== Instructions for the task ==
In this exercise, reproduce all the entries that follow exactly.

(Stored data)
§
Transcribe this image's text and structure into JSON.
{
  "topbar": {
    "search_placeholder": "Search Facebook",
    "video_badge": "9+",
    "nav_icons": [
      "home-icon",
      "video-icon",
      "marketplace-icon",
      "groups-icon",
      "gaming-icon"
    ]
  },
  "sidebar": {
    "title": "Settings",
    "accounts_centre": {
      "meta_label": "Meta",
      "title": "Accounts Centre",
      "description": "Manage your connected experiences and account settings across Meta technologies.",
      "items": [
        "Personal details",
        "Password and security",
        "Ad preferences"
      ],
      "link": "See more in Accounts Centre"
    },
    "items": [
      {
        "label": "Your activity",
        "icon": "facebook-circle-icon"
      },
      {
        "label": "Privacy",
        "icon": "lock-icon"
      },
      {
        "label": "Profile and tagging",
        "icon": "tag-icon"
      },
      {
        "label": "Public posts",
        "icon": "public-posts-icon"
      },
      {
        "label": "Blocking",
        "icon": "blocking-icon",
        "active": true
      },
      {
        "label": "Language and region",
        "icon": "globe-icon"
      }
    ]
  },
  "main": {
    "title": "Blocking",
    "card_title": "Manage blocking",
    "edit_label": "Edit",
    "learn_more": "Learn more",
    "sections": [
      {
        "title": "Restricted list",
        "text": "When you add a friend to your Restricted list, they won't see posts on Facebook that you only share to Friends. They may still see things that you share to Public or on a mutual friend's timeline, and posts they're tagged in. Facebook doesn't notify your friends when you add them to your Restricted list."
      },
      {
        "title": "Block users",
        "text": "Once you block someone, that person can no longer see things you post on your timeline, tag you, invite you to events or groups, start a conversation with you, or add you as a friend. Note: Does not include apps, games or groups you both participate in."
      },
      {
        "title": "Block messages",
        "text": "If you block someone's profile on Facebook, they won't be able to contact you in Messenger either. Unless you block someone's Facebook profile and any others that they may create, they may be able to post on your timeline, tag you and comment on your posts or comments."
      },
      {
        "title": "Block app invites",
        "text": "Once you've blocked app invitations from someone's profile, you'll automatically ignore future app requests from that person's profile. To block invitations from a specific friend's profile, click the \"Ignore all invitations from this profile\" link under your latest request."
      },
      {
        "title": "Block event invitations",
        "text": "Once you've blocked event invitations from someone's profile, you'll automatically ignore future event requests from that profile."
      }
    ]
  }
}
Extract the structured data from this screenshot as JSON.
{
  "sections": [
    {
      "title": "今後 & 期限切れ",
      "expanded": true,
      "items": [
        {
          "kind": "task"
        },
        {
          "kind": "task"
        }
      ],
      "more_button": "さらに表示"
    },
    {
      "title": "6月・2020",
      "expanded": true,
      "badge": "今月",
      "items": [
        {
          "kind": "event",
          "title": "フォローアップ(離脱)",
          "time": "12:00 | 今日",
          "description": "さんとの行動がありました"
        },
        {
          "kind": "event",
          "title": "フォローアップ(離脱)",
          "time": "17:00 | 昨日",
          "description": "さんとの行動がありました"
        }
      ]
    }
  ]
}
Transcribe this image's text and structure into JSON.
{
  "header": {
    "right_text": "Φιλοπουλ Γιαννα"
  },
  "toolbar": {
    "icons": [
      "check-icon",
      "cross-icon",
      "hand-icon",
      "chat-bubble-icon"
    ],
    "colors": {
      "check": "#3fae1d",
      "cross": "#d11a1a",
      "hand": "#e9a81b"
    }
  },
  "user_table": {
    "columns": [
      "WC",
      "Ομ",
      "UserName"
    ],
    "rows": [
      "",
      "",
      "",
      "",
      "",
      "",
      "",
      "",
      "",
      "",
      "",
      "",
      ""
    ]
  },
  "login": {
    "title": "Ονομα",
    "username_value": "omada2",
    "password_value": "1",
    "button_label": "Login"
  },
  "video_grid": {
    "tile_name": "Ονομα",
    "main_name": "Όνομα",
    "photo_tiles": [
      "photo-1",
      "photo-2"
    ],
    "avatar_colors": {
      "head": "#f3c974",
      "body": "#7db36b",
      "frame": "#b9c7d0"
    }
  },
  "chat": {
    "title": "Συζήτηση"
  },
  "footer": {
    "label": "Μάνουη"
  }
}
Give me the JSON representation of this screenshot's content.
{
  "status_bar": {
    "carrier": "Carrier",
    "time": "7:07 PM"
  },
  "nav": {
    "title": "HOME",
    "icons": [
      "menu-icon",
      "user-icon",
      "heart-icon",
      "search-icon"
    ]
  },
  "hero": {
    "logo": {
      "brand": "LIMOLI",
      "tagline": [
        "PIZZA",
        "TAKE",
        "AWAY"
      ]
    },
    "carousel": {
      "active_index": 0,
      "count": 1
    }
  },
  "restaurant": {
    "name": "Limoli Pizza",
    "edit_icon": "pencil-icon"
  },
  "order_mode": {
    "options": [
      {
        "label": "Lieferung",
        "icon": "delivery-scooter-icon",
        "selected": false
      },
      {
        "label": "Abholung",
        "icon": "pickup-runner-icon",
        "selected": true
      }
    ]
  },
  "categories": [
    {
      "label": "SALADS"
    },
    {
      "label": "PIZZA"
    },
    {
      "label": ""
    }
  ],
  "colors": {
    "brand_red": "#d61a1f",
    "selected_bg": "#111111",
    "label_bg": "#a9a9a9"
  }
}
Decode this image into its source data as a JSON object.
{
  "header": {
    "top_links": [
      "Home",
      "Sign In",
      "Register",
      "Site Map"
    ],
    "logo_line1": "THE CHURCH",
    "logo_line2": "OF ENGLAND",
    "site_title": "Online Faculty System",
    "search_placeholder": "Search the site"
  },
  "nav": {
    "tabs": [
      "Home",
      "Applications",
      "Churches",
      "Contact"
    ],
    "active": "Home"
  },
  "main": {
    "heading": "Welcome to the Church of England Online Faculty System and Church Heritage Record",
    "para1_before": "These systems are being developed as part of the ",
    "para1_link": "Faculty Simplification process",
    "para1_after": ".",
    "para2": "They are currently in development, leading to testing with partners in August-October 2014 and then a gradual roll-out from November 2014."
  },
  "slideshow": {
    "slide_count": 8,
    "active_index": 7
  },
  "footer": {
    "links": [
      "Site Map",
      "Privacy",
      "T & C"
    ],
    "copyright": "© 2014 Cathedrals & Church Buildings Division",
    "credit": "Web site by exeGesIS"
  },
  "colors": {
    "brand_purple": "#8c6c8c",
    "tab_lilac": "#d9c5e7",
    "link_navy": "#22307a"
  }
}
§
== The reply ==
Transcribe this image's text and structure into JSON.
{
  "topbar": {
    "search_placeholder": "Search Facebook",
    "video_badge": "9+",
    "nav_icons": [
      "home-icon",
      "video-icon",
      "marketplace-icon",
      "groups-icon",
      "gaming-icon"
    ]
  },
  "sidebar": {
    "title": "Settings",
    "accounts_centre": {
      "meta_label": "Meta",
      "title": "Accounts Centre",
      "description": "Manage your connected experiences and account settings across Meta technologies.",
      "items": [
        "Personal details",
        "Password and security",
        "Ad preferences"
      ],
      "link": "See more in Accounts Centre"
    },
    "items": [
      {
        "label": "Your activity",
        "icon": "facebook-circle-icon"
      },
      {
        "label": "Privacy",
        "icon": "lock-icon"
      },
      {
        "label": "Profile and tagging",
        "icon": "tag-icon"
      },
      {
        "label": "Public posts",
        "icon": "public-posts-icon"
      },
      {
        "label": "Blocking",
        "icon": "blocking-icon",
        "active": true
      },
      {
        "label": "Language and region",
        "icon": "globe-icon"
      }
    ]
  },
  "main": {
    "title": "Blocking",
    "card_title": "Manage blocking",
    "edit_label": "Edit",
    "learn_more": "Learn more",
    "sections": [
      {
        "title": "Restricted list",
        "text": "When you add a friend to your Restricted list, they won't see posts on Facebook that you only share to Friends. They may still see things that you share to Public or on a mutual friend's timeline, and posts they're tagged in. Facebook doesn't notify your friends when you add them to your Restricted list."
      },
      {
        "title": "Block users",
        "text": "Once you block someone, that person can no longer see things you post on your timeline, tag you, invite you to events or groups, start a conversation with you, or add you as a friend. Note: Does not include apps, games or groups you both participate in."
      },
      {
        "title": "Block messages",
        "text": "If you block someone's profile on Facebook, they won't be able to contact you in Messenger either. Unless you block someone's Facebook profile and any others that they may create, they may be able to post on your timeline, tag you and comment on your posts or comments."
      },
      {
        "title": "Block app invites",
        "text": "Once you've blocked app invitations from someone's profile, you'll automatically ignore future app requests from that person's profile. To block invitations from a specific friend's profile, click the \"Ignore all invitations from this profile\" link under your latest request."
      },
      {
        "title": "Block event invitations",
        "text": "Once you've blocked event invitations from someone's profile, you'll automatically ignore future event requests from that profile."
      }
    ]
  }
}
Extract the structured data from this screenshot as JSON.
{
  "sections": [
    {
      "title": "今後 & 期限切れ",
      "expanded": true,
      "items": [
        {
          "kind": "task"
        },
        {
          "kind": "task"
        }
      ],
      "more_button": "さらに表示"
    },
    {
      "title": "6月・2020",
      "expanded": true,
      "badge": "今月",
      "items": [
        {
          "kind": "event",
          "title": "フォローアップ(離脱)",
          "time": "12:00 | 今日",
          "description": "さんとの行動がありました"
        },
        {
          "kind": "event",
          "title": "フォローアップ(離脱)",
          "time": "17:00 | 昨日",
          "description": "さんとの行動がありました"
        }
      ]
    }
  ]
}
Transcribe this image's text and structure into JSON.
{
  "header": {
    "right_text": "Φιλοπουλ Γιαννα"
  },
  "toolbar": {
    "icons": [
      "check-icon",
      "cross-icon",
      "hand-icon",
      "chat-bubble-icon"
    ],
    "colors": {
      "check": "#3fae1d",
      "cross": "#d11a1a",
      "hand": "#e9a81b"
    }
  },
  "user_table": {
    "columns": [
      "WC",
      "Ομ",
      "UserName"
    ],
    "rows": [
      "",
      "",
      "",
      "",
      "",
      "",
      "",
      "",
      "",
      "",
      "",
      "",
      ""
    ]
  },
  "login": {
    "title": "Ονομα",
    "username_value": "omada2",
    "password_value": "1",
    "button_label": "Login"
  },
  "video_grid": {
    "tile_name": "Ονομα",
    "main_name": "Όνομα",
    "photo_tiles": [
      "photo-1",
      "photo-2"
    ],
    "avatar_colors": {
      "head": "#f3c974",
      "body": "#7db36b",
      "frame": "#b9c7d0"
    }
  },
  "chat": {
    "title": "Συζήτηση"
  },
  "footer": {
    "label": "Μάνουη"
  }
}
Give me the JSON representation of this screenshot's content.
{
  "status_bar": {
    "carrier": "Carrier",
    "time": "7:07 PM"
  },
  "nav": {
    "title": "HOME",
    "icons": [
      "menu-icon",
      "user-icon",
      "heart-icon",
      "search-icon"
    ]
  },
  "hero": {
    "logo": {
      "brand": "LIMOLI",
      "tagline": [
        "PIZZA",
        "TAKE",
        "AWAY"
      ]
    },
    "carousel": {
      "active_index": 0,
      "count": 1
    }
  },
  "restaurant": {
    "name": "Limoli Pizza",
    "edit_icon": "pencil-icon"
  },
  "order_mode": {
    "options": [
      {
        "label": "Lieferung",
        "icon": "delivery-scooter-icon",
        "selected": false
      },
      {
        "label": "Abholung",
        "icon": "pickup-runner-icon",
        "selected": true
      }
    ]
  },
  "categories": [
    {
      "label": "SALADS"
    },
    {
      "label": "PIZZA"
    },
    {
      "label": ""
    }
  ],
  "colors": {
    "brand_red": "#d61a1f",
    "selected_bg": "#111111",
    "label_bg": "#a9a9a9"
  }
}
Decode this image into its source data as a JSON object.
{
  "header": {
    "top_links": [
      "Home",
      "Sign In",
      "Register",
      "Site Map"
    ],
    "logo_line1": "THE CHURCH",
    "logo_line2": "OF ENGLAND",
    "site_title": "Online Faculty System",
    "search_placeholder": "Search the site"
  },
  "nav": {
    "tabs": [
      "Home",
      "Applications",
      "Churches",
      "Contact"
    ],
    "active": "Home"
  },
  "main": {
    "heading": "Welcome to the Church of England Online Faculty System and Church Heritage Record",
    "para1_before": "These systems are being developed as part of the ",
    "para1_link": "Faculty Simplification process",
    "para1_after": ".",
    "para2": "They are currently in development, leading to testing with partners in August-October 2014 and then a gradual roll-out from November 2014."
  },
  "slideshow": {
    "slide_count": 8,
    "active_index": 7
  },
  "footer": {
    "links": [
      "Site Map",
      "Privacy",
      "T & C"
    ],
    "copyright": "© 2014 Cathedrals & Church Buildings Division",
    "credit": "Web site by exeGesIS"
  },
  "colors": {
    "brand_purple": "#8c6c8c",
    "tab_lilac": "#d9c5e7",
    "link_navy": "#22307a"
  }
}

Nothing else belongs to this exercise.